• Objective
Every record below should be written out exactly; pictures stay out.

• Dataset extract
──────

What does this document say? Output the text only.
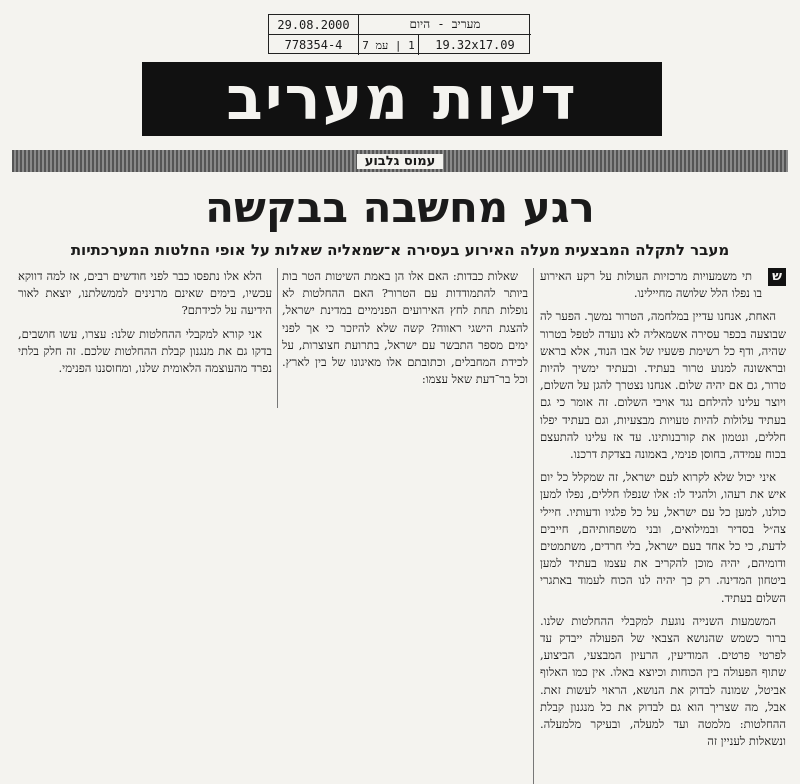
מעריב - היום
29.08.2000
778354-4	עמ 7 | 1	19.32x17.09
דעות מעריב
עמוס גלבוע
רגע מחשבה בבקשה
מעבר לתקלה המבצעית מעלה האירוע בעסירה א־שמאליה שאלות על אופי החלטות המערכתיות
ש

תי משמעויות מרכזיות העולות על רקע האירוע בו נפלו הלל שלושה מחיילינו.

האחת, אנחנו עדיין במלחמה, הטרור נמשך. הפער לה שבוצעה בכפר עסירה אשמאליה לא נועדה לטפל בטרור שהיה, ודף כל רשימת פשעיו של אבו הנוד, אלא בראש ובראשונה למנוע טרור בעתיד. ובעתיד ימשיך להיות טרור, גם אם יהיה שלום. אנחנו נצטרך להגן על השלום, ויוצר עלינו להילחם נגד אויבי השלום. זה אומר כי גם בעתיד עלולות להיות טעויות מבצעיות, וגם בעתיד יפלו חללים, ונטמון את קורבנותינו. עד אז עלינו להתעצם בכוח עמידה, בחוסן פנימי, באמונה בצדקת דרכנו.

איני יכול שלא לקרוא לעם ישראל, זה שמקלל כל יום איש את רעהו, ולהגיד לו: אלו שנפלו חללים, נפלו למען כולנו, למען כל עם ישראל, על כל פלגיו ודעותיו. חיילי צה״ל בסדיר ובמילואים, ובני משפחותיהם, חייבים לדעת, כי כל אחד בעם ישראל, בלי חרדים, משתמטים ודומיהם, יהיה מוכן להקריב את עצמו בעתיד למען ביטחון המדינה. רק כך יהיה לנו הכוח לעמוד באתגרי השלום בעתיד.

המשמעות השנייה נוגעת למקבלי ההחלטות שלנו. ברור כשמש שהנושא הצבאי של הפעולה ייבדק עד לפרטי פרטים. המודיעין, הרעיון המבצעי, הביצוע, שתוף הפעולה בין הכוחות וכיוצא באלו. אין כמו האלוף אביטל, שמונה לבדוק את הנושא, הראוי לעשות זאת. אבל, מה שצריך הוא גם לבדוק את כל מנגנון קבלת ההחלטות: מלמטה ועד למעלה, ובעיקר מלמעלה. ונשאלות לעניין זה

שאלות כבדות: האם אלו הן באמת השיטות הטר בות ביותר להתמודדות עם הטרור? האם ההחלטות לא נופלות תחת לחץ האירועים הפנימיים במדינת ישראל, להצגת הישגי ראווה? קשה שלא להיזכר כי אך לפני ימים מספר התבשר עם ישראל, בתרועת חצוצרות, על לכידת המחבלים, וכתובתם אלו מאיגונו של בין לארץ. וכל בר־דעת שאל עצמו:

הלא אלו נתפסו כבר לפני חודשים רבים, אז למה דווקא עכשיו, בימים שאינם מרנינים לממשלתנו, יוצאת לאור הידיעה על לכידתם?

אני קורא למקבלי ההחלטות שלנו: עצרו, עשו חושבים, בדקו גם את מנגנון קבלת ההחלטות שלכם. זה חלק בלתי נפרד מהעוצמה הלאומית שלנו, ומחוסננו הפנימי.
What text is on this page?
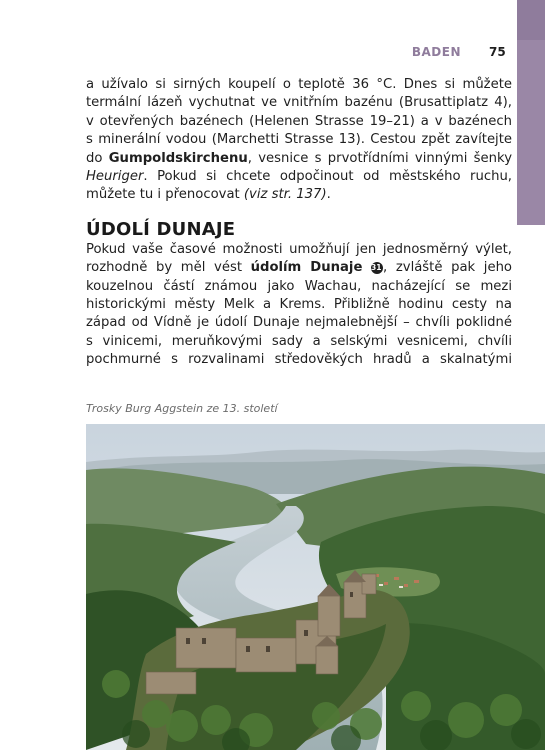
BADEN 75

a užívalo si sirných koupelí o teplotě 36 °C. Dnes si můžete

termální lázeň vychutnat ve vnitřním bazénu (Brusattiplatz 4),

v otevřených bazénech (Helenen Strasse 19–21) a v bazénech

s minerální vodou (Marchetti Strasse 13). Cestou zpět zavítejte

do Gumpoldskirchenu, vesnice s prvotřídními vinnými šenky

Heuriger. Pokud si chcete odpočinout od městského ruchu,

můžete tu i přenocovat (viz str. 137).

ÚDOLÍ DUNAJE

Pokud vaše časové možnosti umožňují jen jednosměrný výlet,

rozhodně by měl vést údolím Dunaje 31 , zvláště pak jeho

kouzelnou částí známou jako Wachau, nacházející se mezi

historickými městy Melk a Krems. Přibližně hodinu cesty na

západ od Vídně je údolí Dunaje nejmalebnější – chvíli poklidné

s vinicemi, meruňkovými sady a selskými vesnicemi, chvíli

pochmurné s rozvalinami středověkých hradů a skalnatými

Trosky Burg Aggstein ze 13. století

──────

• Task output
What does this document say? Output the text only.
מעריב - היום
29.08.2000
778354-4	עמ 7 | 1	19.32x17.09
דעות מעריב
עמוס גלבוע
רגע מחשבה בבקשה
מעבר לתקלה המבצעית מעלה האירוע בעסירה א־שמאליה שאלות על אופי החלטות המערכתיות
ש

תי משמעויות מרכזיות העולות על רקע האירוע בו נפלו הלל שלושה מחיילינו.

האחת, אנחנו עדיין במלחמה, הטרור נמשך. הפער לה שבוצעה בכפר עסירה אשמאליה לא נועדה לטפל בטרור שהיה, ודף כל רשימת פשעיו של אבו הנוד, אלא בראש ובראשונה למנוע טרור בעתיד. ובעתיד ימשיך להיות טרור, גם אם יהיה שלום. אנחנו נצטרך להגן על השלום, ויוצר עלינו להילחם נגד אויבי השלום. זה אומר כי גם בעתיד עלולות להיות טעויות מבצעיות, וגם בעתיד יפלו חללים, ונטמון את קורבנותינו. עד אז עלינו להתעצם בכוח עמידה, בחוסן פנימי, באמונה בצדקת דרכנו.

איני יכול שלא לקרוא לעם ישראל, זה שמקלל כל יום איש את רעהו, ולהגיד לו: אלו שנפלו חללים, נפלו למען כולנו, למען כל עם ישראל, על כל פלגיו ודעותיו. חיילי צה״ל בסדיר ובמילואים, ובני משפחותיהם, חייבים לדעת, כי כל אחד בעם ישראל, בלי חרדים, משתמטים ודומיהם, יהיה מוכן להקריב את עצמו בעתיד למען ביטחון המדינה. רק כך יהיה לנו הכוח לעמוד באתגרי השלום בעתיד.

המשמעות השנייה נוגעת למקבלי ההחלטות שלנו. ברור כשמש שהנושא הצבאי של הפעולה ייבדק עד לפרטי פרטים. המודיעין, הרעיון המבצעי, הביצוע, שתוף הפעולה בין הכוחות וכיוצא באלו. אין כמו האלוף אביטל, שמונה לבדוק את הנושא, הראוי לעשות זאת. אבל, מה שצריך הוא גם לבדוק את כל מנגנון קבלת ההחלטות: מלמטה ועד למעלה, ובעיקר מלמעלה. ונשאלות לעניין זה

שאלות כבדות: האם אלו הן באמת השיטות הטר בות ביותר להתמודדות עם הטרור? האם ההחלטות לא נופלות תחת לחץ האירועים הפנימיים במדינת ישראל, להצגת הישגי ראווה? קשה שלא להיזכר כי אך לפני ימים מספר התבשר עם ישראל, בתרועת חצוצרות, על לכידת המחבלים, וכתובתם אלו מאיגונו של בין לארץ. וכל בר־דעת שאל עצמו:

הלא אלו נתפסו כבר לפני חודשים רבים, אז למה דווקא עכשיו, בימים שאינם מרנינים לממשלתנו, יוצאת לאור הידיעה על לכידתם?

אני קורא למקבלי ההחלטות שלנו: עצרו, עשו חושבים, בדקו גם את מנגנון קבלת ההחלטות שלכם. זה חלק בלתי נפרד מהעוצמה הלאומית שלנו, ומחוסננו הפנימי.
What text is on this page?
BADEN 75

a užívalo si sirných koupelí o teplotě 36 °C. Dnes si můžete

termální lázeň vychutnat ve vnitřním bazénu (Brusattiplatz 4),

v otevřených bazénech (Helenen Strasse 19–21) a v bazénech

s minerální vodou (Marchetti Strasse 13). Cestou zpět zavítejte

do Gumpoldskirchenu, vesnice s prvotřídními vinnými šenky

Heuriger. Pokud si chcete odpočinout od městského ruchu,

můžete tu i přenocovat (viz str. 137).

ÚDOLÍ DUNAJE

Pokud vaše časové možnosti umožňují jen jednosměrný výlet,

rozhodně by měl vést údolím Dunaje 31 , zvláště pak jeho

kouzelnou částí známou jako Wachau, nacházející se mezi

historickými městy Melk a Krems. Přibližně hodinu cesty na

západ od Vídně je údolí Dunaje nejmalebnější – chvíli poklidné

s vinicemi, meruňkovými sady a selskými vesnicemi, chvíli

pochmurné s rozvalinami středověkých hradů a skalnatými

Trosky Burg Aggstein ze 13. století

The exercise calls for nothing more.